== Work required ==
Scan the listing below and copy every line holding "acquisition".

Data entries:
■ ■ ■ ■ ■

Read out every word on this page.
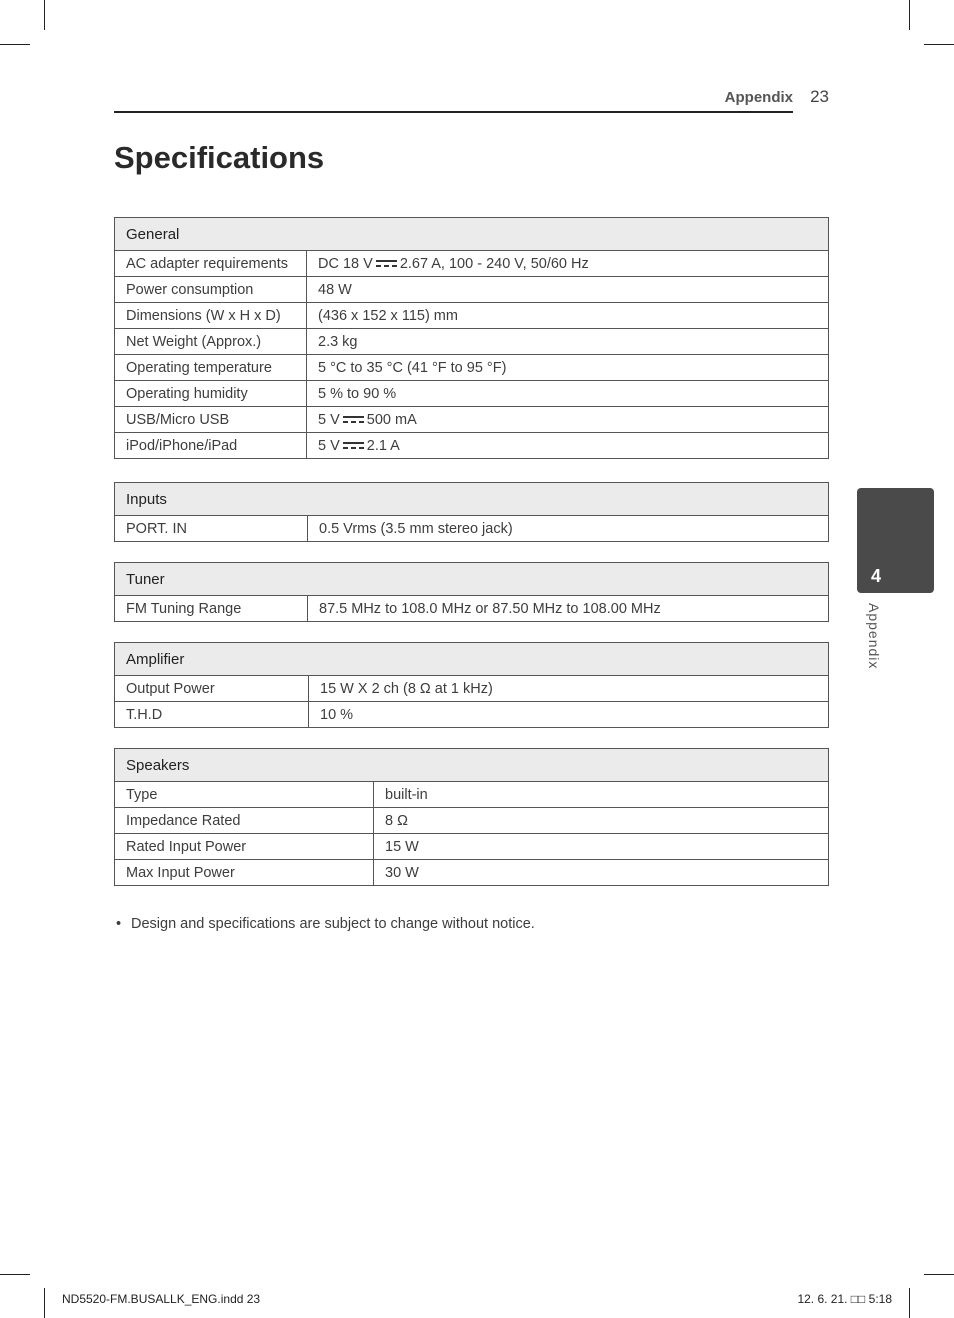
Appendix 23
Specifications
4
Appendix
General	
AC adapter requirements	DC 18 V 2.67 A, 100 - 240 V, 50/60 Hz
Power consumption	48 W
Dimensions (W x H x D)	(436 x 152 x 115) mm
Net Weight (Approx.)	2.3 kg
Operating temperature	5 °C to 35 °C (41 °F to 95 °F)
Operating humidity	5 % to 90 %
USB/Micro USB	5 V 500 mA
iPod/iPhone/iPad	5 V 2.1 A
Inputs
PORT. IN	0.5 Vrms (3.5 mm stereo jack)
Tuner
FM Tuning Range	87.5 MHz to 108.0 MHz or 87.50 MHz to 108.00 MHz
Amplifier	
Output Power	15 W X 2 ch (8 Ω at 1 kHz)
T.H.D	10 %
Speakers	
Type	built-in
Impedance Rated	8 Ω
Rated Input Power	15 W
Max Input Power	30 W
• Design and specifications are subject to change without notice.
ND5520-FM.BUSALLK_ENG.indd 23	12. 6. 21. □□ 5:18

■ ■ ■ ■ ■

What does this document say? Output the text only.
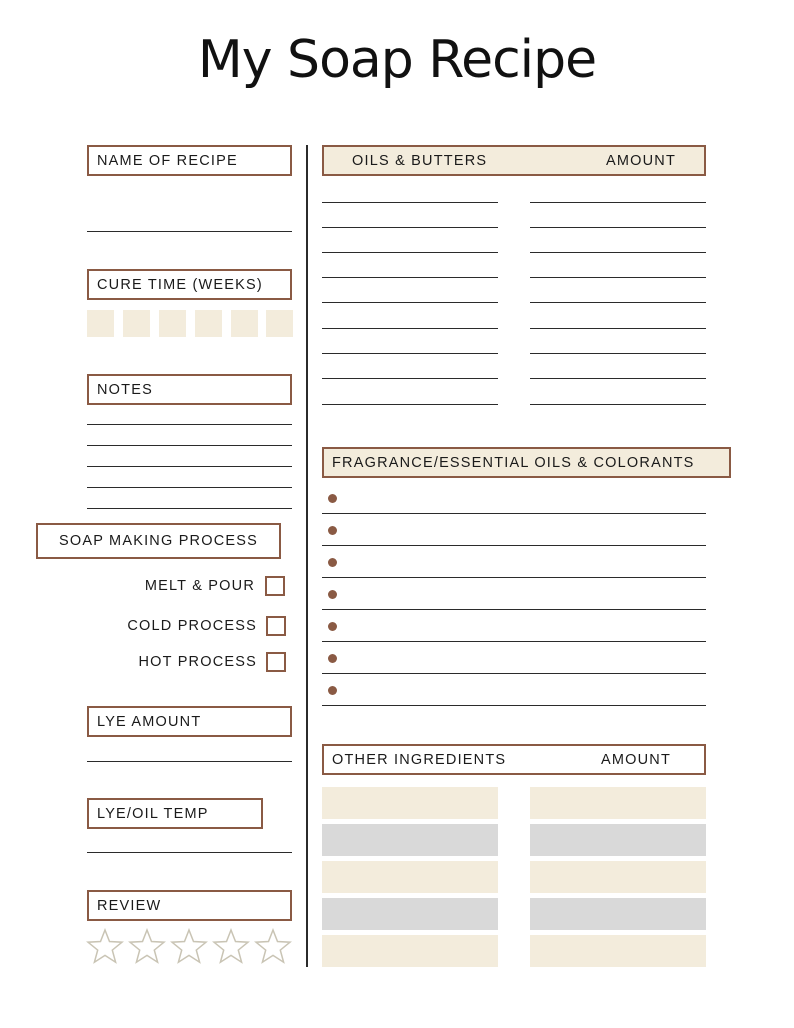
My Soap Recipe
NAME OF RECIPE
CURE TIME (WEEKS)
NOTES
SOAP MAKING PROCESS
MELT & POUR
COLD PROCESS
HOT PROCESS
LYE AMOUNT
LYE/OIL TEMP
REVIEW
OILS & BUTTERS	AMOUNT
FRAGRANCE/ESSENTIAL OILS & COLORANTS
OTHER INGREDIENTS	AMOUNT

■ ■ ■ ■ ■

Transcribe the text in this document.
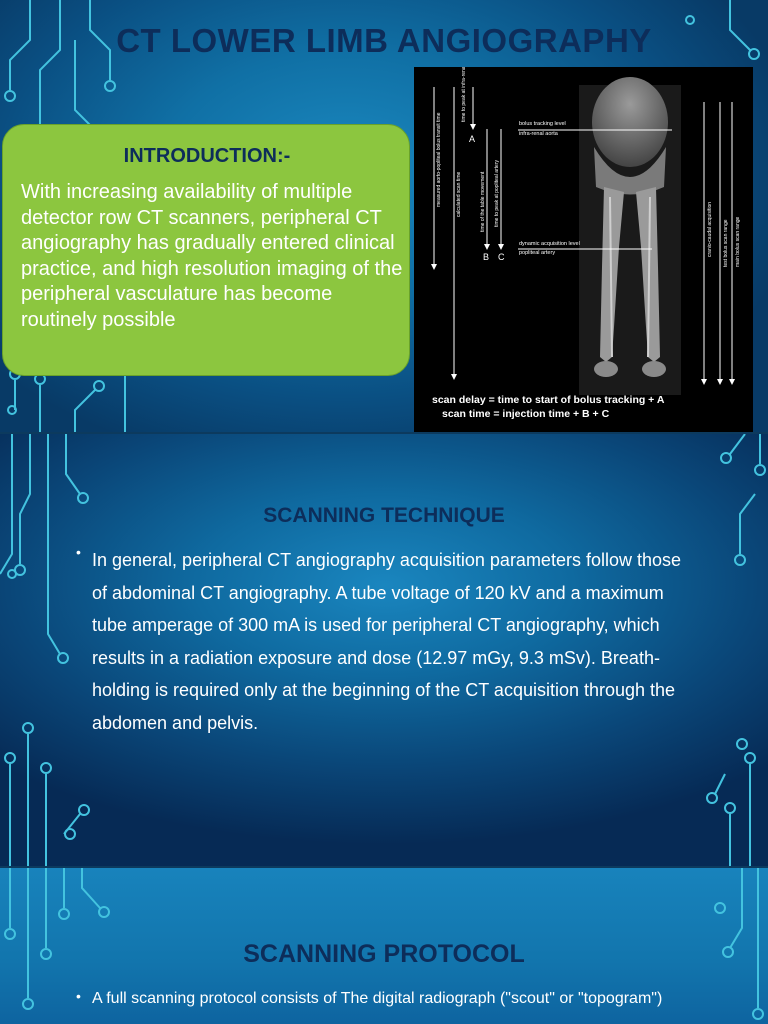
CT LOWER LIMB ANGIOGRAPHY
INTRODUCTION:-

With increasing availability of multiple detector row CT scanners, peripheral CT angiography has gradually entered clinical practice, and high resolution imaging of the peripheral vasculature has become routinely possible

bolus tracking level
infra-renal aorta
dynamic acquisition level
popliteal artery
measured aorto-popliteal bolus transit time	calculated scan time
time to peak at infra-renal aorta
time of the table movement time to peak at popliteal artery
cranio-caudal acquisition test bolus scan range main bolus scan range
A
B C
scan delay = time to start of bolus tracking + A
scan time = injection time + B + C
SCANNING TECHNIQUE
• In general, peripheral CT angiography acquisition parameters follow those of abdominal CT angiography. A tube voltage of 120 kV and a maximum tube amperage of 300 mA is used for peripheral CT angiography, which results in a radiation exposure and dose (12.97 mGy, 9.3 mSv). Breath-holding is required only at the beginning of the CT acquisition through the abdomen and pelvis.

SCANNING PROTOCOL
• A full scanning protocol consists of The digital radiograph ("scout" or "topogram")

■ ■ ■ ■ ■

== Final answer ==
dynamic acquisition level
cranio-caudal acquisition test bolus scan range main bolus scan range
• In general, peripheral CT angiography acquisition parameters follow those of abdominal CT angiography. A tube voltage of 120 kV and a maximum tube amperage of 300 mA is used for peripheral CT angiography, which results in a radiation exposure and dose (12.97 mGy, 9.3 mSv). Breath-holding is required only at the beginning of the CT acquisition through the abdomen and pelvis.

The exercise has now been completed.